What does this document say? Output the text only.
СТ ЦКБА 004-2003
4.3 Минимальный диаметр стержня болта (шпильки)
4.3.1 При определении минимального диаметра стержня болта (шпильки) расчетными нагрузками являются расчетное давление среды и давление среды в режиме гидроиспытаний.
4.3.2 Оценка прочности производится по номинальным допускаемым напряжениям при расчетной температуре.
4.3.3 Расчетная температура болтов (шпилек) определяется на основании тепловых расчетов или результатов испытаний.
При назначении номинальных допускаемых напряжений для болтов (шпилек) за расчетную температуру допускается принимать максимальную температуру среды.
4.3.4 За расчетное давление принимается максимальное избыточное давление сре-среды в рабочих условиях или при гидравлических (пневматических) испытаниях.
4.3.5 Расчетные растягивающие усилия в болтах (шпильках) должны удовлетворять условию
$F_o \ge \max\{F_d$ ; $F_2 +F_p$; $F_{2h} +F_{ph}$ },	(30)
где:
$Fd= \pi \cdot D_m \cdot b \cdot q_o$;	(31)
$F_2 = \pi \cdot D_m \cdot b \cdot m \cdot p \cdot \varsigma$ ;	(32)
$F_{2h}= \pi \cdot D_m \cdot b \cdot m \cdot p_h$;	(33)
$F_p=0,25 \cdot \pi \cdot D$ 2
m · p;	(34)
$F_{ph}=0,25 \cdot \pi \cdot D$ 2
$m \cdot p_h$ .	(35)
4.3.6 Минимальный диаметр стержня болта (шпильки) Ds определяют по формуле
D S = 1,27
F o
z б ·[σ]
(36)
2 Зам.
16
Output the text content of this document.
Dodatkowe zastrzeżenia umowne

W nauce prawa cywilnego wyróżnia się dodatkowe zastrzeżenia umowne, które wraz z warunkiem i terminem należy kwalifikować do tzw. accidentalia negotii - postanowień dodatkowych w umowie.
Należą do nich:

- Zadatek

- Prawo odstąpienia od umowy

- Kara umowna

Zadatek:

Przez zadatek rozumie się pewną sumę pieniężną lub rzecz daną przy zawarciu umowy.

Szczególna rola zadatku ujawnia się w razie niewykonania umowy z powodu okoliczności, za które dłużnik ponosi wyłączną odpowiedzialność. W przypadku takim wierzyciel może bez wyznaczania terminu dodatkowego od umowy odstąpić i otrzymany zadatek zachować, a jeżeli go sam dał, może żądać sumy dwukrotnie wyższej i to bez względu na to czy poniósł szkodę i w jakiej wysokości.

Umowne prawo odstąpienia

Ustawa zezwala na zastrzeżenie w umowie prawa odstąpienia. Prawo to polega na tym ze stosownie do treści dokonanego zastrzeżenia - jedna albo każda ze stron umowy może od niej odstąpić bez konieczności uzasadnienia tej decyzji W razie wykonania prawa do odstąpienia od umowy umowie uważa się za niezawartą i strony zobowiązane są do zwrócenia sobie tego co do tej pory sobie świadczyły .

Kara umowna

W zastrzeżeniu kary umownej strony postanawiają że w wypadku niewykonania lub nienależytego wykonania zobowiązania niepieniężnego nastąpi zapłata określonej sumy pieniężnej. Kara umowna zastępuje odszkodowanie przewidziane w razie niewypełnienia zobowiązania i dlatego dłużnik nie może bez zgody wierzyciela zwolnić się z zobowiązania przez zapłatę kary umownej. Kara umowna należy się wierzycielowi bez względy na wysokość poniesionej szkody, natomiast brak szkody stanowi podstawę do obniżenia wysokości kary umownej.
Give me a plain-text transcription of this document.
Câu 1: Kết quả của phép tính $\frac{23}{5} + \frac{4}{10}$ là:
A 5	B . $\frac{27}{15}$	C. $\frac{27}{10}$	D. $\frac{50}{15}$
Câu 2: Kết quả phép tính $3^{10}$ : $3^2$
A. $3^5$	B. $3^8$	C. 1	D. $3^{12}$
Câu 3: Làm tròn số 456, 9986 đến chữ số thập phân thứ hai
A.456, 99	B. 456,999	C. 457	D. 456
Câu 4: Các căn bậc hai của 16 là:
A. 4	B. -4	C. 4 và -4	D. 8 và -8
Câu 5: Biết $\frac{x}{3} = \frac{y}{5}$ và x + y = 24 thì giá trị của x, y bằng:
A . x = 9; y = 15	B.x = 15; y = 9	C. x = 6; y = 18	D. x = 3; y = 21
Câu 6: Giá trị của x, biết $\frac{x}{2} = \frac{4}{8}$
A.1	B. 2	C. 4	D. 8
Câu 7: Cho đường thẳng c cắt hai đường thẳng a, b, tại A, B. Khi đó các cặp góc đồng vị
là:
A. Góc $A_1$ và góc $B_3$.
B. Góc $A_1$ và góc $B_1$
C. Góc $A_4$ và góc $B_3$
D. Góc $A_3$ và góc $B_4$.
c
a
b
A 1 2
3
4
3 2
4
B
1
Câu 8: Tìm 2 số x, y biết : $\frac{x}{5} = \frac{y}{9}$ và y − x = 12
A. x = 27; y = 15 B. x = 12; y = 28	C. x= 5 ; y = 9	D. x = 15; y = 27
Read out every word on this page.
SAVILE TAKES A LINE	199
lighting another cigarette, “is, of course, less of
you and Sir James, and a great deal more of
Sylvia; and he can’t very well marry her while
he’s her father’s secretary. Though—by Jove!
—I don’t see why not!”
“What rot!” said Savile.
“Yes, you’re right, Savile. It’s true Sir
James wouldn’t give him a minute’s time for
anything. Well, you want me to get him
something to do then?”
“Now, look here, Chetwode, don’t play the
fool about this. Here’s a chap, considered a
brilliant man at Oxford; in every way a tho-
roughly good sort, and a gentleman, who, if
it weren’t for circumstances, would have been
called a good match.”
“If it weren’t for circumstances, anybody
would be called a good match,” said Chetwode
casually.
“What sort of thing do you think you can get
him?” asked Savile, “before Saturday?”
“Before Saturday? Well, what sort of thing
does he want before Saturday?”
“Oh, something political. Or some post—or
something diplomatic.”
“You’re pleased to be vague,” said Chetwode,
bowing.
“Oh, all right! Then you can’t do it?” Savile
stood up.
▬▬▬▬▬▬
(Objective): Please quote the records above exactly, without skipping a line.

(Output for this exercise):
What does this document say? Output the text only.
СТ ЦКБА 004-2003
4.3 Минимальный диаметр стержня болта (шпильки)
4.3.1 При определении минимального диаметра стержня болта (шпильки) расчетными нагрузками являются расчетное давление среды и давление среды в режиме гидроиспытаний.
4.3.2 Оценка прочности производится по номинальным допускаемым напряжениям при расчетной температуре.
4.3.3 Расчетная температура болтов (шпилек) определяется на основании тепловых расчетов или результатов испытаний.
При назначении номинальных допускаемых напряжений для болтов (шпилек) за расчетную температуру допускается принимать максимальную температуру среды.
4.3.4 За расчетное давление принимается максимальное избыточное давление сре-среды в рабочих условиях или при гидравлических (пневматических) испытаниях.
4.3.5 Расчетные растягивающие усилия в болтах (шпильках) должны удовлетворять условию
$F_o \ge \max\{F_d$ ; $F_2 +F_p$; $F_{2h} +F_{ph}$ },	(30)
где:
$Fd= \pi \cdot D_m \cdot b \cdot q_o$;	(31)
$F_2 = \pi \cdot D_m \cdot b \cdot m \cdot p \cdot \varsigma$ ;	(32)
$F_{2h}= \pi \cdot D_m \cdot b \cdot m \cdot p_h$;	(33)
$F_p=0,25 \cdot \pi \cdot D$ 2
m · p;	(34)
$F_{ph}=0,25 \cdot \pi \cdot D$ 2
$m \cdot p_h$ .	(35)
4.3.6 Минимальный диаметр стержня болта (шпильки) Ds определяют по формуле
D S = 1,27
F o
z б ·[σ]
(36)
2 Зам.
16
Output the text content of this document.
Dodatkowe zastrzeżenia umowne

W nauce prawa cywilnego wyróżnia się dodatkowe zastrzeżenia umowne, które wraz z warunkiem i terminem należy kwalifikować do tzw. accidentalia negotii - postanowień dodatkowych w umowie.
Należą do nich:

- Zadatek

- Prawo odstąpienia od umowy

- Kara umowna

Zadatek:

Przez zadatek rozumie się pewną sumę pieniężną lub rzecz daną przy zawarciu umowy.

Szczególna rola zadatku ujawnia się w razie niewykonania umowy z powodu okoliczności, za które dłużnik ponosi wyłączną odpowiedzialność. W przypadku takim wierzyciel może bez wyznaczania terminu dodatkowego od umowy odstąpić i otrzymany zadatek zachować, a jeżeli go sam dał, może żądać sumy dwukrotnie wyższej i to bez względu na to czy poniósł szkodę i w jakiej wysokości.

Umowne prawo odstąpienia

Ustawa zezwala na zastrzeżenie w umowie prawa odstąpienia. Prawo to polega na tym ze stosownie do treści dokonanego zastrzeżenia - jedna albo każda ze stron umowy może od niej odstąpić bez konieczności uzasadnienia tej decyzji W razie wykonania prawa do odstąpienia od umowy umowie uważa się za niezawartą i strony zobowiązane są do zwrócenia sobie tego co do tej pory sobie świadczyły .

Kara umowna

W zastrzeżeniu kary umownej strony postanawiają że w wypadku niewykonania lub nienależytego wykonania zobowiązania niepieniężnego nastąpi zapłata określonej sumy pieniężnej. Kara umowna zastępuje odszkodowanie przewidziane w razie niewypełnienia zobowiązania i dlatego dłużnik nie może bez zgody wierzyciela zwolnić się z zobowiązania przez zapłatę kary umownej. Kara umowna należy się wierzycielowi bez względy na wysokość poniesionej szkody, natomiast brak szkody stanowi podstawę do obniżenia wysokości kary umownej.
Give me a plain-text transcription of this document.
Câu 1: Kết quả của phép tính $\frac{23}{5} + \frac{4}{10}$ là:
A 5	B . $\frac{27}{15}$	C. $\frac{27}{10}$	D. $\frac{50}{15}$
Câu 2: Kết quả phép tính $3^{10}$ : $3^2$
A. $3^5$	B. $3^8$	C. 1	D. $3^{12}$
Câu 3: Làm tròn số 456, 9986 đến chữ số thập phân thứ hai
A.456, 99	B. 456,999	C. 457	D. 456
Câu 4: Các căn bậc hai của 16 là:
A. 4	B. -4	C. 4 và -4	D. 8 và -8
Câu 5: Biết $\frac{x}{3} = \frac{y}{5}$ và x + y = 24 thì giá trị của x, y bằng:
A . x = 9; y = 15	B.x = 15; y = 9	C. x = 6; y = 18	D. x = 3; y = 21
Câu 6: Giá trị của x, biết $\frac{x}{2} = \frac{4}{8}$
A.1	B. 2	C. 4	D. 8
Câu 7: Cho đường thẳng c cắt hai đường thẳng a, b, tại A, B. Khi đó các cặp góc đồng vị
là:
A. Góc $A_1$ và góc $B_3$.
B. Góc $A_1$ và góc $B_1$
C. Góc $A_4$ và góc $B_3$
D. Góc $A_3$ và góc $B_4$.
c
a
b
A 1 2
3
4
3 2
4
B
1
Câu 8: Tìm 2 số x, y biết : $\frac{x}{5} = \frac{y}{9}$ và y − x = 12
A. x = 27; y = 15 B. x = 12; y = 28	C. x= 5 ; y = 9	D. x = 15; y = 27
Read out every word on this page.
SAVILE TAKES A LINE	199
lighting another cigarette, “is, of course, less of
you and Sir James, and a great deal more of
Sylvia; and he can’t very well marry her while
he’s her father’s secretary. Though—by Jove!
—I don’t see why not!”
“What rot!” said Savile.
“Yes, you’re right, Savile. It’s true Sir
James wouldn’t give him a minute’s time for
anything. Well, you want me to get him
something to do then?”
“Now, look here, Chetwode, don’t play the
fool about this. Here’s a chap, considered a
brilliant man at Oxford; in every way a tho-
roughly good sort, and a gentleman, who, if
it weren’t for circumstances, would have been
called a good match.”
“If it weren’t for circumstances, anybody
would be called a good match,” said Chetwode
casually.
“What sort of thing do you think you can get
him?” asked Savile, “before Saturday?”
“Before Saturday? Well, what sort of thing
does he want before Saturday?”
“Oh, something political. Or some post—or
something diplomatic.”
“You’re pleased to be vague,” said Chetwode,
bowing.
“Oh, all right! Then you can’t do it?” Savile
stood up.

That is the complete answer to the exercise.